## Start RECORDS FOR THIS TASK

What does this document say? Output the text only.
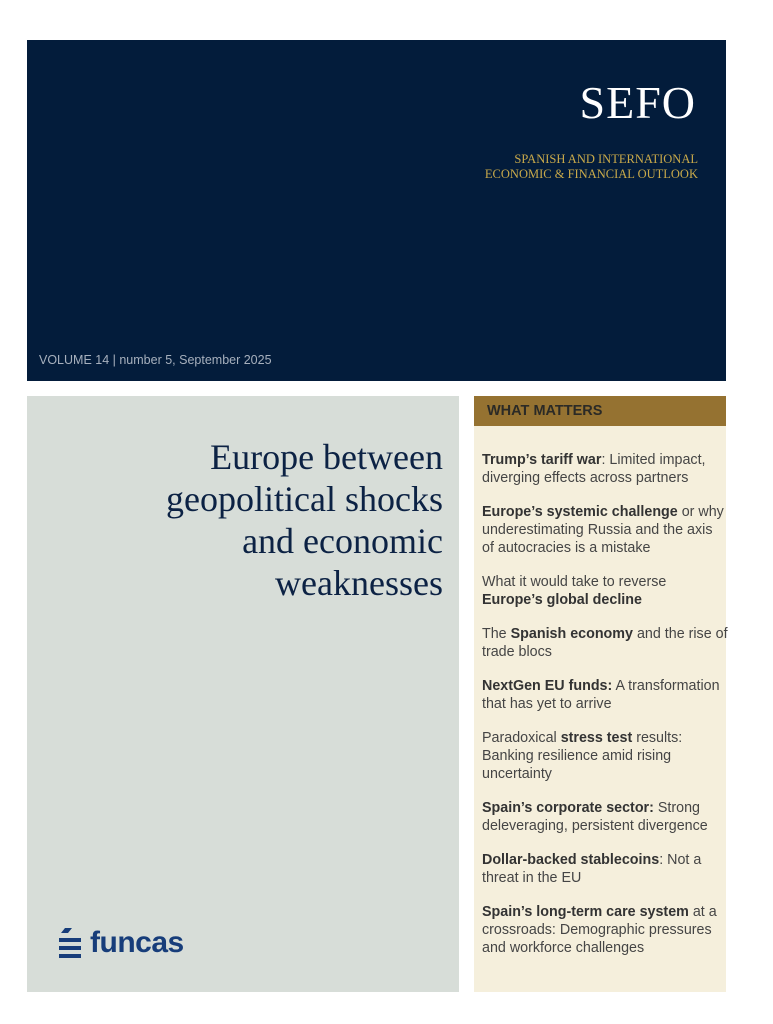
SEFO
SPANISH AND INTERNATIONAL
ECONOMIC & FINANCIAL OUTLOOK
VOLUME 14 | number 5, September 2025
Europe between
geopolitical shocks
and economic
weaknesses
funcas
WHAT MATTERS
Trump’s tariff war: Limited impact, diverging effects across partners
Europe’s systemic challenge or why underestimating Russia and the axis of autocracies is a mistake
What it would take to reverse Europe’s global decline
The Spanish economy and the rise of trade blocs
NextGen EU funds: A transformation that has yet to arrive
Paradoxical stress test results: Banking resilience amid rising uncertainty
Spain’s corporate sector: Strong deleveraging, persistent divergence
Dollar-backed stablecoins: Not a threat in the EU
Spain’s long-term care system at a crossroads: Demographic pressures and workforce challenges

## End RECORDS FOR THIS TASK

GIVEN TASK: Leave out the pictures and transcribe the entries above exactly.

EXPECTED ANSWER:
What does this document say? Output the text only.
SEFO
SPANISH AND INTERNATIONAL
ECONOMIC & FINANCIAL OUTLOOK
VOLUME 14 | number 5, September 2025
Europe between
geopolitical shocks
and economic
weaknesses
funcas
WHAT MATTERS
Trump’s tariff war: Limited impact, diverging effects across partners
Europe’s systemic challenge or why underestimating Russia and the axis of autocracies is a mistake
What it would take to reverse Europe’s global decline
The Spanish economy and the rise of trade blocs
NextGen EU funds: A transformation that has yet to arrive
Paradoxical stress test results: Banking resilience amid rising uncertainty
Spain’s corporate sector: Strong deleveraging, persistent divergence
Dollar-backed stablecoins: Not a threat in the EU
Spain’s long-term care system at a crossroads: Demographic pressures and workforce challenges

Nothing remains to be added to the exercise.